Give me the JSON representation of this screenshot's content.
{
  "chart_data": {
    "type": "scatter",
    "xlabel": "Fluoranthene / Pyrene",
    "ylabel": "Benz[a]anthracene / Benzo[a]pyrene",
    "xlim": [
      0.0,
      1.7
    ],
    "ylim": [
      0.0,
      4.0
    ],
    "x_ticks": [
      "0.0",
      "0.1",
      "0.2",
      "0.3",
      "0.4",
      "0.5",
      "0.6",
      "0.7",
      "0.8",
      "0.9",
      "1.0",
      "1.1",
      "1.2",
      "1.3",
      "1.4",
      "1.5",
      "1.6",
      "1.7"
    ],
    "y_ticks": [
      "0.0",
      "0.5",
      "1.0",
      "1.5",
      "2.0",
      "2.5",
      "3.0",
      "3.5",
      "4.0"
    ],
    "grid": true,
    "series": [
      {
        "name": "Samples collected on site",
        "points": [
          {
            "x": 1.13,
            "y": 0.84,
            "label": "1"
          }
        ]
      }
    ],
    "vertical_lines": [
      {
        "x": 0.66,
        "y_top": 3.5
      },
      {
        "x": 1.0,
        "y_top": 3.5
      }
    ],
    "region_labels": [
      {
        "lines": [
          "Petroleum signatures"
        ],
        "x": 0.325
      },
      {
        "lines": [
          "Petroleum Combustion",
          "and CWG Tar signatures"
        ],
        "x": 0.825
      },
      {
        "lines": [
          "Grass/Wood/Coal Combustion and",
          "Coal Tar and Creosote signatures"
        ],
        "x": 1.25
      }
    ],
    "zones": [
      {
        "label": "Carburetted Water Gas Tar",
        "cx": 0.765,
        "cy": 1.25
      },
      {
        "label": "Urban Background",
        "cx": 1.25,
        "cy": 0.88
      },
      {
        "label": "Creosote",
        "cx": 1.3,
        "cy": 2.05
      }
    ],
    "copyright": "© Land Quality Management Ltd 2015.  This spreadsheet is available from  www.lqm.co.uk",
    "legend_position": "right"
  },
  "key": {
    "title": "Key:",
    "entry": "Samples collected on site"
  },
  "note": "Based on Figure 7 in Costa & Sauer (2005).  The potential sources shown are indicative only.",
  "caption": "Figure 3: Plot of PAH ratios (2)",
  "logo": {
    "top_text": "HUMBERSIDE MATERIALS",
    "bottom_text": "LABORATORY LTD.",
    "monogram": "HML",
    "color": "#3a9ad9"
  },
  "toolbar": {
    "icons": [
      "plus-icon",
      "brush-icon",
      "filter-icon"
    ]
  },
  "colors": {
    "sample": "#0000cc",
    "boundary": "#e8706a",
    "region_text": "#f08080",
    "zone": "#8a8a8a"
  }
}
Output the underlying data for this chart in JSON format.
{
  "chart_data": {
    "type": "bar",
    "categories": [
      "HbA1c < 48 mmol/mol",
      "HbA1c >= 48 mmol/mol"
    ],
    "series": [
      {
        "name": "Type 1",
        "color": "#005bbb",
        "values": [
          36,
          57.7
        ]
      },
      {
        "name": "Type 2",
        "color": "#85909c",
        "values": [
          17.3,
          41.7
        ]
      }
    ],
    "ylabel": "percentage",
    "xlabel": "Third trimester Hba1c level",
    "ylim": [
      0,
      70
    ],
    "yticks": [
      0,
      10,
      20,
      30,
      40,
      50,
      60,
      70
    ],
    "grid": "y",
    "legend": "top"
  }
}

====

PROBLEM STATEMENT. Retype all of the material, keeping each line exact.

EXERCISE OUTPUT.
Give me the JSON representation of this screenshot's content.
{
  "chart_data": {
    "type": "scatter",
    "xlabel": "Fluoranthene / Pyrene",
    "ylabel": "Benz[a]anthracene / Benzo[a]pyrene",
    "xlim": [
      0.0,
      1.7
    ],
    "ylim": [
      0.0,
      4.0
    ],
    "x_ticks": [
      "0.0",
      "0.1",
      "0.2",
      "0.3",
      "0.4",
      "0.5",
      "0.6",
      "0.7",
      "0.8",
      "0.9",
      "1.0",
      "1.1",
      "1.2",
      "1.3",
      "1.4",
      "1.5",
      "1.6",
      "1.7"
    ],
    "y_ticks": [
      "0.0",
      "0.5",
      "1.0",
      "1.5",
      "2.0",
      "2.5",
      "3.0",
      "3.5",
      "4.0"
    ],
    "grid": true,
    "series": [
      {
        "name": "Samples collected on site",
        "points": [
          {
            "x": 1.13,
            "y": 0.84,
            "label": "1"
          }
        ]
      }
    ],
    "vertical_lines": [
      {
        "x": 0.66,
        "y_top": 3.5
      },
      {
        "x": 1.0,
        "y_top": 3.5
      }
    ],
    "region_labels": [
      {
        "lines": [
          "Petroleum signatures"
        ],
        "x": 0.325
      },
      {
        "lines": [
          "Petroleum Combustion",
          "and CWG Tar signatures"
        ],
        "x": 0.825
      },
      {
        "lines": [
          "Grass/Wood/Coal Combustion and",
          "Coal Tar and Creosote signatures"
        ],
        "x": 1.25
      }
    ],
    "zones": [
      {
        "label": "Carburetted Water Gas Tar",
        "cx": 0.765,
        "cy": 1.25
      },
      {
        "label": "Urban Background",
        "cx": 1.25,
        "cy": 0.88
      },
      {
        "label": "Creosote",
        "cx": 1.3,
        "cy": 2.05
      }
    ],
    "copyright": "© Land Quality Management Ltd 2015.  This spreadsheet is available from  www.lqm.co.uk",
    "legend_position": "right"
  },
  "key": {
    "title": "Key:",
    "entry": "Samples collected on site"
  },
  "note": "Based on Figure 7 in Costa & Sauer (2005).  The potential sources shown are indicative only.",
  "caption": "Figure 3: Plot of PAH ratios (2)",
  "logo": {
    "top_text": "HUMBERSIDE MATERIALS",
    "bottom_text": "LABORATORY LTD.",
    "monogram": "HML",
    "color": "#3a9ad9"
  },
  "toolbar": {
    "icons": [
      "plus-icon",
      "brush-icon",
      "filter-icon"
    ]
  },
  "colors": {
    "sample": "#0000cc",
    "boundary": "#e8706a",
    "region_text": "#f08080",
    "zone": "#8a8a8a"
  }
}
Output the underlying data for this chart in JSON format.
{
  "chart_data": {
    "type": "bar",
    "categories": [
      "HbA1c < 48 mmol/mol",
      "HbA1c >= 48 mmol/mol"
    ],
    "series": [
      {
        "name": "Type 1",
        "color": "#005bbb",
        "values": [
          36,
          57.7
        ]
      },
      {
        "name": "Type 2",
        "color": "#85909c",
        "values": [
          17.3,
          41.7
        ]
      }
    ],
    "ylabel": "percentage",
    "xlabel": "Third trimester Hba1c level",
    "ylim": [
      0,
      70
    ],
    "yticks": [
      0,
      10,
      20,
      30,
      40,
      50,
      60,
      70
    ],
    "grid": "y",
    "legend": "top"
  }
}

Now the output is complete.